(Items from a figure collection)

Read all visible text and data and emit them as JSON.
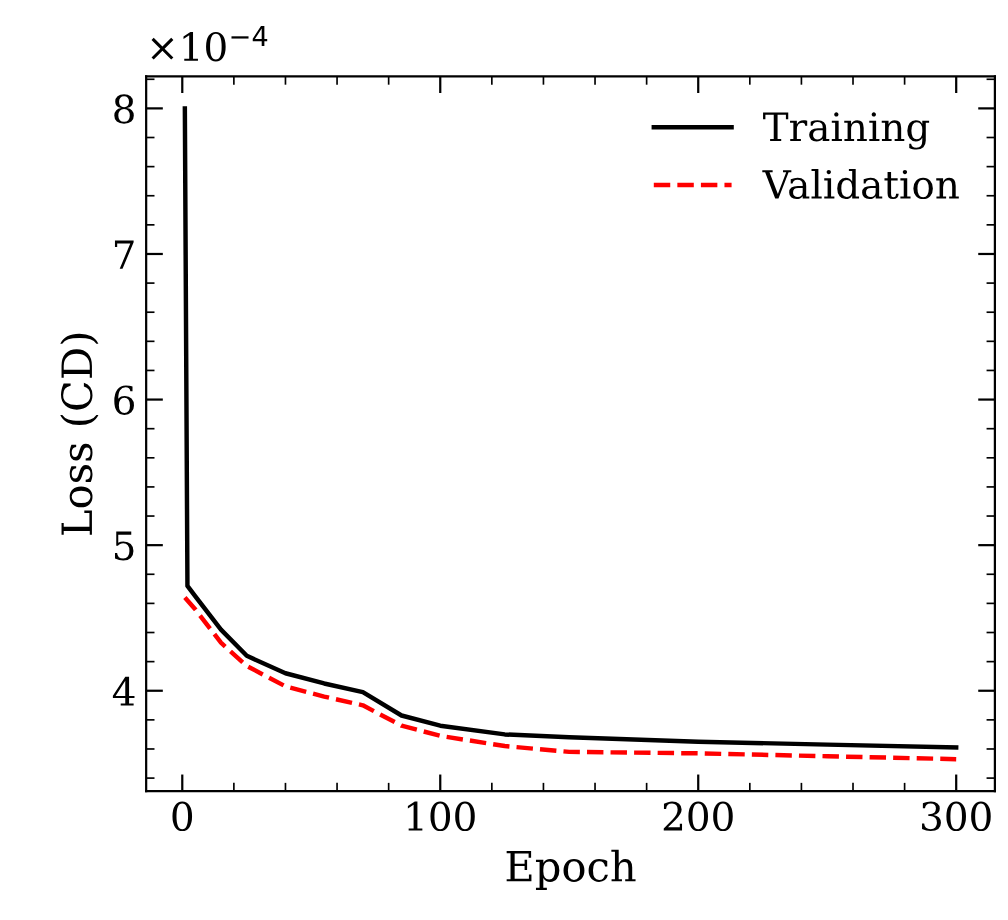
{
  "chart_data": {
    "type": "line",
    "xlabel": "Epoch",
    "ylabel": "Loss (CD)",
    "annotations": [
      "×10$^{−4}$"
    ],
    "x": [
      1,
      2,
      5,
      15,
      25,
      40,
      55,
      70,
      85,
      100,
      125,
      150,
      200,
      250,
      300
    ],
    "series": [
      {
        "name": "Training",
        "color": "#000000",
        "line_style": "solid",
        "values": [
          8.0,
          4.72,
          4.65,
          4.42,
          4.24,
          4.12,
          4.05,
          3.99,
          3.83,
          3.76,
          3.7,
          3.68,
          3.65,
          3.63,
          3.61
        ]
      },
      {
        "name": "Validation",
        "color": "#ff0000",
        "line_style": "dashed",
        "x": [
          1,
          5,
          15,
          25,
          40,
          55,
          70,
          85,
          100,
          125,
          150,
          200,
          250,
          300
        ],
        "values": [
          4.64,
          4.56,
          4.33,
          4.17,
          4.03,
          3.96,
          3.9,
          3.76,
          3.69,
          3.62,
          3.58,
          3.57,
          3.55,
          3.53
        ]
      }
    ],
    "xlim": [
      -14,
      315
    ],
    "xticks": [
      0,
      100,
      200,
      300
    ],
    "ylim": [
      3.31,
      8.22
    ],
    "yticks": [
      4,
      5,
      6,
      7,
      8
    ],
    "grid": false,
    "legend": "top right",
    "marker": "none"
  }
}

# Task statement
Leave out all pictures, then copy the remaining material exactly.

# Output
Read all visible text and data and emit them as JSON.
{
  "chart_data": {
    "type": "line",
    "xlabel": "Epoch",
    "ylabel": "Loss (CD)",
    "annotations": [
      "×10$^{−4}$"
    ],
    "x": [
      1,
      2,
      5,
      15,
      25,
      40,
      55,
      70,
      85,
      100,
      125,
      150,
      200,
      250,
      300
    ],
    "series": [
      {
        "name": "Training",
        "color": "#000000",
        "line_style": "solid",
        "values": [
          8.0,
          4.72,
          4.65,
          4.42,
          4.24,
          4.12,
          4.05,
          3.99,
          3.83,
          3.76,
          3.7,
          3.68,
          3.65,
          3.63,
          3.61
        ]
      },
      {
        "name": "Validation",
        "color": "#ff0000",
        "line_style": "dashed",
        "x": [
          1,
          5,
          15,
          25,
          40,
          55,
          70,
          85,
          100,
          125,
          150,
          200,
          250,
          300
        ],
        "values": [
          4.64,
          4.56,
          4.33,
          4.17,
          4.03,
          3.96,
          3.9,
          3.76,
          3.69,
          3.62,
          3.58,
          3.57,
          3.55,
          3.53
        ]
      }
    ],
    "xlim": [
      -14,
      315
    ],
    "xticks": [
      0,
      100,
      200,
      300
    ],
    "ylim": [
      3.31,
      8.22
    ],
    "yticks": [
      4,
      5,
      6,
      7,
      8
    ],
    "grid": false,
    "legend": "top right",
    "marker": "none"
  }
}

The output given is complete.